[Start of SUPPLIED DATA]

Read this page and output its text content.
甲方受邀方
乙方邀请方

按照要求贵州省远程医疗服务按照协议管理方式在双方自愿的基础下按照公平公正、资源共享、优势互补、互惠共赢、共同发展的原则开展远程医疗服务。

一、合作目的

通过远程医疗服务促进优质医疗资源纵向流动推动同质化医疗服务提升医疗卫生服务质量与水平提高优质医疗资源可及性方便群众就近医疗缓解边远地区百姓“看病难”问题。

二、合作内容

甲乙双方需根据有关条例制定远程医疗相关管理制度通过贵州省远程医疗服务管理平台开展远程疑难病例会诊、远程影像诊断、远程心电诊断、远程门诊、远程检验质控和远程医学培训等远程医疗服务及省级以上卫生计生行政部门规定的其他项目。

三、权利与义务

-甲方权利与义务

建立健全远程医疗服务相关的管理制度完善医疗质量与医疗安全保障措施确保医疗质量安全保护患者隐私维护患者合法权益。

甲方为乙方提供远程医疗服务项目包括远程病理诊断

[End of SUPPLIED DATA]
[Start of SUPPLIED DATA]

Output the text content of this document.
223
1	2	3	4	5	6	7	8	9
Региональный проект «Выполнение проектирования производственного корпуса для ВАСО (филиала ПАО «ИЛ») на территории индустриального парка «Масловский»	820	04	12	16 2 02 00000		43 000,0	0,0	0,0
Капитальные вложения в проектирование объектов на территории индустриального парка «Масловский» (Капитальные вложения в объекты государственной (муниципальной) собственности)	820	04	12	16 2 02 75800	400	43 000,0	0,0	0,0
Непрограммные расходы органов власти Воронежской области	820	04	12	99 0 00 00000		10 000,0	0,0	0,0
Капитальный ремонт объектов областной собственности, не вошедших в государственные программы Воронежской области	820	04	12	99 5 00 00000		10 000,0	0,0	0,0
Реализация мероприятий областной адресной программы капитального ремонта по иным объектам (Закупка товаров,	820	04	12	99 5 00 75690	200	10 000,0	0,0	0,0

[End of SUPPLIED DATA]

Copy every line of the entries above in which "Воронежской" occurs.

- _RESULT_
Непрограммные расходы органов власти Воронежской области	820	04	12	99 0 00 00000		10 000,0	0,0	0,0
Капитальный ремонт объектов областной собственности, не вошедших в государственные программы Воронежской области	820	04	12	99 5 00 00000		10 000,0	0,0	0,0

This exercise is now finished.